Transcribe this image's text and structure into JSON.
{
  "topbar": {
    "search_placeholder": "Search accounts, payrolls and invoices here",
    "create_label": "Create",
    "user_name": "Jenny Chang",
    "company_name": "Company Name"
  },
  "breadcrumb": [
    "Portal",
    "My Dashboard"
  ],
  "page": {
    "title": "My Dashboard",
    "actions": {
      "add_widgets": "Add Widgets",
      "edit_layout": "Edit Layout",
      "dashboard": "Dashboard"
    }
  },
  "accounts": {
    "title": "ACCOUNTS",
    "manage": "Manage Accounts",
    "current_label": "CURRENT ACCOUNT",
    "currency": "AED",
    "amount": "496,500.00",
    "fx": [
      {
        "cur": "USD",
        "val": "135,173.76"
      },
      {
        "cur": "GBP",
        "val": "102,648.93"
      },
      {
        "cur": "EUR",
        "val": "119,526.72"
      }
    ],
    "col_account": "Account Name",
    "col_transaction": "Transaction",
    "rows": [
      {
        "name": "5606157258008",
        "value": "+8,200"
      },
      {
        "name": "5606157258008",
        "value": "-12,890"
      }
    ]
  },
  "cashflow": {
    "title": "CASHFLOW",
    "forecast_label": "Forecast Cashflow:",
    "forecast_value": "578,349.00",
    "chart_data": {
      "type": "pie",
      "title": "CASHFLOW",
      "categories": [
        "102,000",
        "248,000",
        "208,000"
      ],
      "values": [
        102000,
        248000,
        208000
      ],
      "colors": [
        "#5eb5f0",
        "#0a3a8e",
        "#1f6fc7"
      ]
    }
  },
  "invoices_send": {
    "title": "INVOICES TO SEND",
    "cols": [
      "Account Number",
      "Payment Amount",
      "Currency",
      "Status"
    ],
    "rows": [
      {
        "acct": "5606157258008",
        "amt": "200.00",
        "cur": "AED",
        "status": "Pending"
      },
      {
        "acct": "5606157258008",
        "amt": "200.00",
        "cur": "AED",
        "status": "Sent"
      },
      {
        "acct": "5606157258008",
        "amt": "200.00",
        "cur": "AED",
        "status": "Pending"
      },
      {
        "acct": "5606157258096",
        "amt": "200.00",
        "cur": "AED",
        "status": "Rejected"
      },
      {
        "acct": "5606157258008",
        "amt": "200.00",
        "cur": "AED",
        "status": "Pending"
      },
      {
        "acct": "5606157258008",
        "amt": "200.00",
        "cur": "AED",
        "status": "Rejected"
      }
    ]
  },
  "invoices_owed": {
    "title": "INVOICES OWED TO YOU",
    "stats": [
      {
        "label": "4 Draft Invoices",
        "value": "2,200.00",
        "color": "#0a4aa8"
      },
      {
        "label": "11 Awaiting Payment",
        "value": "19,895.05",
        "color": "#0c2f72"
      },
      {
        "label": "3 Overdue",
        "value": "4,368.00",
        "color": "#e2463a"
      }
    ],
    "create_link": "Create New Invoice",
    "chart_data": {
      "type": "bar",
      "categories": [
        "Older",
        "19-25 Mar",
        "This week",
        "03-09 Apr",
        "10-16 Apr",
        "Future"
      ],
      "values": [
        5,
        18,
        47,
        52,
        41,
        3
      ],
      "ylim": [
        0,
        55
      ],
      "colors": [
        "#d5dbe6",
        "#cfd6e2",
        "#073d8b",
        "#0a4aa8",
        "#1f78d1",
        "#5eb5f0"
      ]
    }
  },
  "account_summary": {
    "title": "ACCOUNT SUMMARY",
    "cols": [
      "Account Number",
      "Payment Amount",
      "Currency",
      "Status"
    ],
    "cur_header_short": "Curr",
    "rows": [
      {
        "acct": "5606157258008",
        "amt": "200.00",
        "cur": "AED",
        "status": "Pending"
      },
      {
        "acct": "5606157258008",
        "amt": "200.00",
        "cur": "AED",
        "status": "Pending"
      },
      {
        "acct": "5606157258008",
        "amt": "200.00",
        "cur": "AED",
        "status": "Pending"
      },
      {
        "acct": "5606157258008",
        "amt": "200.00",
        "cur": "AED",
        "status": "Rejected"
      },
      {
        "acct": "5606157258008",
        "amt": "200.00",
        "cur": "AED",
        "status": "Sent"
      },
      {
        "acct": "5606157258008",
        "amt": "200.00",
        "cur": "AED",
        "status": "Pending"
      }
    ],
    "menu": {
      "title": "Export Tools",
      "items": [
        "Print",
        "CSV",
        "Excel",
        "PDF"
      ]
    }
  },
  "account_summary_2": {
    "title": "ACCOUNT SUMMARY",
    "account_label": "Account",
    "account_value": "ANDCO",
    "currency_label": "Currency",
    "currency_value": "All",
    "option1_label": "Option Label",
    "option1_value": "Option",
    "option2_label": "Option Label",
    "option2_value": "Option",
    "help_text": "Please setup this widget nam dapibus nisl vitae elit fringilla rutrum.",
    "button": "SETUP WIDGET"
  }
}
···
Read the entries and select each line where the word "Create" is found.

    "create_label": "Create",
    "create_link": "Create New Invoice",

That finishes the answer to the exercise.